==== Provided entries ====

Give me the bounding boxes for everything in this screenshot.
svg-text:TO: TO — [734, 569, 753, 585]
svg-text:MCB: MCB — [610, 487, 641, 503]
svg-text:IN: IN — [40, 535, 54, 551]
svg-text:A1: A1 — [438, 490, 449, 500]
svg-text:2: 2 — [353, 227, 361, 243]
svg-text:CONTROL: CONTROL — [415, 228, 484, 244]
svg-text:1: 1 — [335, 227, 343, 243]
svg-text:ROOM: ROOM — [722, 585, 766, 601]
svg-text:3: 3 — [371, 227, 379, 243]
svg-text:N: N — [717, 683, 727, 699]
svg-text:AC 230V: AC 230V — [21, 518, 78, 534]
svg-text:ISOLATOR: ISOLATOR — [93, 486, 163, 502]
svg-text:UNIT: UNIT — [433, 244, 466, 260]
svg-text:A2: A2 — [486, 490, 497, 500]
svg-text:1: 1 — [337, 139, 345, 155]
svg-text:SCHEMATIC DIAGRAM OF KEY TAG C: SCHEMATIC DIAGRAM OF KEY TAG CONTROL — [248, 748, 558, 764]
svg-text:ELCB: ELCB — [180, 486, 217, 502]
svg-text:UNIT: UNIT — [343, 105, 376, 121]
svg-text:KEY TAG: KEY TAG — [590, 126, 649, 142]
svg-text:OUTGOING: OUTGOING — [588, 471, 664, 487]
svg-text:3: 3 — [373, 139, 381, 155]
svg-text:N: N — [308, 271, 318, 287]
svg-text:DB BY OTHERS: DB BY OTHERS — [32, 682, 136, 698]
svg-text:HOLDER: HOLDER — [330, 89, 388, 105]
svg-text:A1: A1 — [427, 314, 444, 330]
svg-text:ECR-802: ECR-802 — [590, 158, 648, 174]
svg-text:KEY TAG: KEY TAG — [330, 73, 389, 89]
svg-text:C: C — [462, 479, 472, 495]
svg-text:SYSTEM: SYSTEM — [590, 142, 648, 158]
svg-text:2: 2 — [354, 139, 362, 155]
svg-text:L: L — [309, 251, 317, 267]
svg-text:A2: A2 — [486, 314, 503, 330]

====

■ What the task requires ■
Please copy every row above, from the first to the last, without changing a single character.

■ Problem solution ■
Give me the bounding boxes for everything in this screenshot.
svg-text:TO: TO — [734, 569, 753, 585]
svg-text:MCB: MCB — [610, 487, 641, 503]
svg-text:IN: IN — [40, 535, 54, 551]
svg-text:A1: A1 — [438, 490, 449, 500]
svg-text:2: 2 — [353, 227, 361, 243]
svg-text:CONTROL: CONTROL — [415, 228, 484, 244]
svg-text:1: 1 — [335, 227, 343, 243]
svg-text:ROOM: ROOM — [722, 585, 766, 601]
svg-text:3: 3 — [371, 227, 379, 243]
svg-text:N: N — [717, 683, 727, 699]
svg-text:AC 230V: AC 230V — [21, 518, 78, 534]
svg-text:ISOLATOR: ISOLATOR — [93, 486, 163, 502]
svg-text:UNIT: UNIT — [433, 244, 466, 260]
svg-text:A2: A2 — [486, 490, 497, 500]
svg-text:1: 1 — [337, 139, 345, 155]
svg-text:SCHEMATIC DIAGRAM OF KEY TAG C: SCHEMATIC DIAGRAM OF KEY TAG CONTROL — [248, 748, 558, 764]
svg-text:ELCB: ELCB — [180, 486, 217, 502]
svg-text:UNIT: UNIT — [343, 105, 376, 121]
svg-text:KEY TAG: KEY TAG — [590, 126, 649, 142]
svg-text:OUTGOING: OUTGOING — [588, 471, 664, 487]
svg-text:3: 3 — [373, 139, 381, 155]
svg-text:N: N — [308, 271, 318, 287]
svg-text:DB BY OTHERS: DB BY OTHERS — [32, 682, 136, 698]
svg-text:HOLDER: HOLDER — [330, 89, 388, 105]
svg-text:A1: A1 — [427, 314, 444, 330]
svg-text:ECR-802: ECR-802 — [590, 158, 648, 174]
svg-text:KEY TAG: KEY TAG — [330, 73, 389, 89]
svg-text:C: C — [462, 479, 472, 495]
svg-text:SYSTEM: SYSTEM — [590, 142, 648, 158]
svg-text:2: 2 — [354, 139, 362, 155]
svg-text:L: L — [309, 251, 317, 267]
svg-text:A2: A2 — [486, 314, 503, 330]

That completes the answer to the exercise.